*Exercise brief*: Return every line of the records below verbatim, with no pictures in the copy.

*Given data*:
● ● ● ●
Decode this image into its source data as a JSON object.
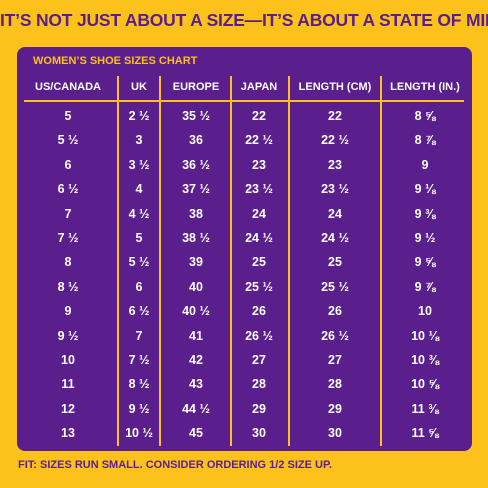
{
  "header": {
    "title": "IT’S NOT JUST ABOUT A SIZE—IT’S ABOUT A STATE OF MIND!"
  },
  "table": {
    "title": "WOMEN’S SHOE SIZES CHART",
    "columns": [
      "US/CANADA",
      "UK",
      "EUROPE",
      "JAPAN",
      "LENGTH (CM)",
      "LENGTH (IN.)"
    ],
    "rows": [
      [
        "5",
        "2 ½",
        "35 ½",
        "22",
        "22",
        "8 ⅝"
      ],
      [
        "5 ½",
        "3",
        "36",
        "22 ½",
        "22 ½",
        "8 ⅞"
      ],
      [
        "6",
        "3 ½",
        "36 ½",
        "23",
        "23",
        "9"
      ],
      [
        "6 ½",
        "4",
        "37 ½",
        "23 ½",
        "23 ½",
        "9 ⅛"
      ],
      [
        "7",
        "4 ½",
        "38",
        "24",
        "24",
        "9 ⅜"
      ],
      [
        "7 ½",
        "5",
        "38 ½",
        "24 ½",
        "24 ½",
        "9 ½"
      ],
      [
        "8",
        "5 ½",
        "39",
        "25",
        "25",
        "9 ⅝"
      ],
      [
        "8 ½",
        "6",
        "40",
        "25 ½",
        "25 ½",
        "9 ⅞"
      ],
      [
        "9",
        "6 ½",
        "40 ½",
        "26",
        "26",
        "10"
      ],
      [
        "9 ½",
        "7",
        "41",
        "26 ½",
        "26 ½",
        "10 ⅛"
      ],
      [
        "10",
        "7 ½",
        "42",
        "27",
        "27",
        "10 ⅜"
      ],
      [
        "11",
        "8 ½",
        "43",
        "28",
        "28",
        "10 ⅝"
      ],
      [
        "12",
        "9 ½",
        "44 ½",
        "29",
        "29",
        "11 ⅜"
      ],
      [
        "13",
        "10 ½",
        "45",
        "30",
        "30",
        "11 ⅝"
      ]
    ]
  },
  "footer": {
    "note": "FIT: SIZES RUN SMALL. CONSIDER ORDERING 1/2 SIZE UP."
  }
}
● ● ● ●
*Expected answer*:
Decode this image into its source data as a JSON object.
{
  "header": {
    "title": "IT’S NOT JUST ABOUT A SIZE—IT’S ABOUT A STATE OF MIND!"
  },
  "table": {
    "title": "WOMEN’S SHOE SIZES CHART",
    "columns": [
      "US/CANADA",
      "UK",
      "EUROPE",
      "JAPAN",
      "LENGTH (CM)",
      "LENGTH (IN.)"
    ],
    "rows": [
      [
        "5",
        "2 ½",
        "35 ½",
        "22",
        "22",
        "8 ⅝"
      ],
      [
        "5 ½",
        "3",
        "36",
        "22 ½",
        "22 ½",
        "8 ⅞"
      ],
      [
        "6",
        "3 ½",
        "36 ½",
        "23",
        "23",
        "9"
      ],
      [
        "6 ½",
        "4",
        "37 ½",
        "23 ½",
        "23 ½",
        "9 ⅛"
      ],
      [
        "7",
        "4 ½",
        "38",
        "24",
        "24",
        "9 ⅜"
      ],
      [
        "7 ½",
        "5",
        "38 ½",
        "24 ½",
        "24 ½",
        "9 ½"
      ],
      [
        "8",
        "5 ½",
        "39",
        "25",
        "25",
        "9 ⅝"
      ],
      [
        "8 ½",
        "6",
        "40",
        "25 ½",
        "25 ½",
        "9 ⅞"
      ],
      [
        "9",
        "6 ½",
        "40 ½",
        "26",
        "26",
        "10"
      ],
      [
        "9 ½",
        "7",
        "41",
        "26 ½",
        "26 ½",
        "10 ⅛"
      ],
      [
        "10",
        "7 ½",
        "42",
        "27",
        "27",
        "10 ⅜"
      ],
      [
        "11",
        "8 ½",
        "43",
        "28",
        "28",
        "10 ⅝"
      ],
      [
        "12",
        "9 ½",
        "44 ½",
        "29",
        "29",
        "11 ⅜"
      ],
      [
        "13",
        "10 ½",
        "45",
        "30",
        "30",
        "11 ⅝"
      ]
    ]
  },
  "footer": {
    "note": "FIT: SIZES RUN SMALL. CONSIDER ORDERING 1/2 SIZE UP."
  }
}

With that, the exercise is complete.